§ **Data to use**

>>>

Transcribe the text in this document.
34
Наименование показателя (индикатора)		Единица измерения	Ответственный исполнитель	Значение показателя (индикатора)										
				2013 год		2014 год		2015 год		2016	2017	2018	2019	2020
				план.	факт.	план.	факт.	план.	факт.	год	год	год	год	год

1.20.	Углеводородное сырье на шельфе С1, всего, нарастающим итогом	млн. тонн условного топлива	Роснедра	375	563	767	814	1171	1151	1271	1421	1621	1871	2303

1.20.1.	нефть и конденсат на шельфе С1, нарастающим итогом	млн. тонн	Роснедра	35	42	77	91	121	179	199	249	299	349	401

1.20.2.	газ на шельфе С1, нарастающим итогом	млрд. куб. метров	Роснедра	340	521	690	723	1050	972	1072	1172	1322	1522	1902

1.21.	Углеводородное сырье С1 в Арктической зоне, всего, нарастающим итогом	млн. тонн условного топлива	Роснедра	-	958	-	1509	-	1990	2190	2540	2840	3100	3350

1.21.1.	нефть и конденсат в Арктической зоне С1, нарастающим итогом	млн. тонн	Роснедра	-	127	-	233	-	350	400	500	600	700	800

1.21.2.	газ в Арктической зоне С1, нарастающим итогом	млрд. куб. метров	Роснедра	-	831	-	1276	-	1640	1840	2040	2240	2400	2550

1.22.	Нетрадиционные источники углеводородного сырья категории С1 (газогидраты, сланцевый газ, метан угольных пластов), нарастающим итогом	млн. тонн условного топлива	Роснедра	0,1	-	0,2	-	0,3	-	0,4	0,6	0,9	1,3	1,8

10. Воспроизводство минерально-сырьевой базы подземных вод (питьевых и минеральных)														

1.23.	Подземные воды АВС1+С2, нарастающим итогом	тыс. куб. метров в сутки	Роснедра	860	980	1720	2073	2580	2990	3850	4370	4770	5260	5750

<<<

§ **Prompt**
Copy out every entry again, exactly as it was given.

§ **Solution to the problem**
Transcribe the text in this document.
34
Наименование показателя (индикатора)		Единица измерения	Ответственный исполнитель	Значение показателя (индикатора)										
				2013 год		2014 год		2015 год		2016	2017	2018	2019	2020
				план.	факт.	план.	факт.	план.	факт.	год	год	год	год	год

1.20.	Углеводородное сырье на шельфе С1, всего, нарастающим итогом	млн. тонн условного топлива	Роснедра	375	563	767	814	1171	1151	1271	1421	1621	1871	2303

1.20.1.	нефть и конденсат на шельфе С1, нарастающим итогом	млн. тонн	Роснедра	35	42	77	91	121	179	199	249	299	349	401

1.20.2.	газ на шельфе С1, нарастающим итогом	млрд. куб. метров	Роснедра	340	521	690	723	1050	972	1072	1172	1322	1522	1902

1.21.	Углеводородное сырье С1 в Арктической зоне, всего, нарастающим итогом	млн. тонн условного топлива	Роснедра	-	958	-	1509	-	1990	2190	2540	2840	3100	3350

1.21.1.	нефть и конденсат в Арктической зоне С1, нарастающим итогом	млн. тонн	Роснедра	-	127	-	233	-	350	400	500	600	700	800

1.21.2.	газ в Арктической зоне С1, нарастающим итогом	млрд. куб. метров	Роснедра	-	831	-	1276	-	1640	1840	2040	2240	2400	2550

1.22.	Нетрадиционные источники углеводородного сырья категории С1 (газогидраты, сланцевый газ, метан угольных пластов), нарастающим итогом	млн. тонн условного топлива	Роснедра	0,1	-	0,2	-	0,3	-	0,4	0,6	0,9	1,3	1,8

10. Воспроизводство минерально-сырьевой базы подземных вод (питьевых и минеральных)														

1.23.	Подземные воды АВС1+С2, нарастающим итогом	тыс. куб. метров в сутки	Роснедра	860	980	1720	2073	2580	2990	3850	4370	4770	5260	5750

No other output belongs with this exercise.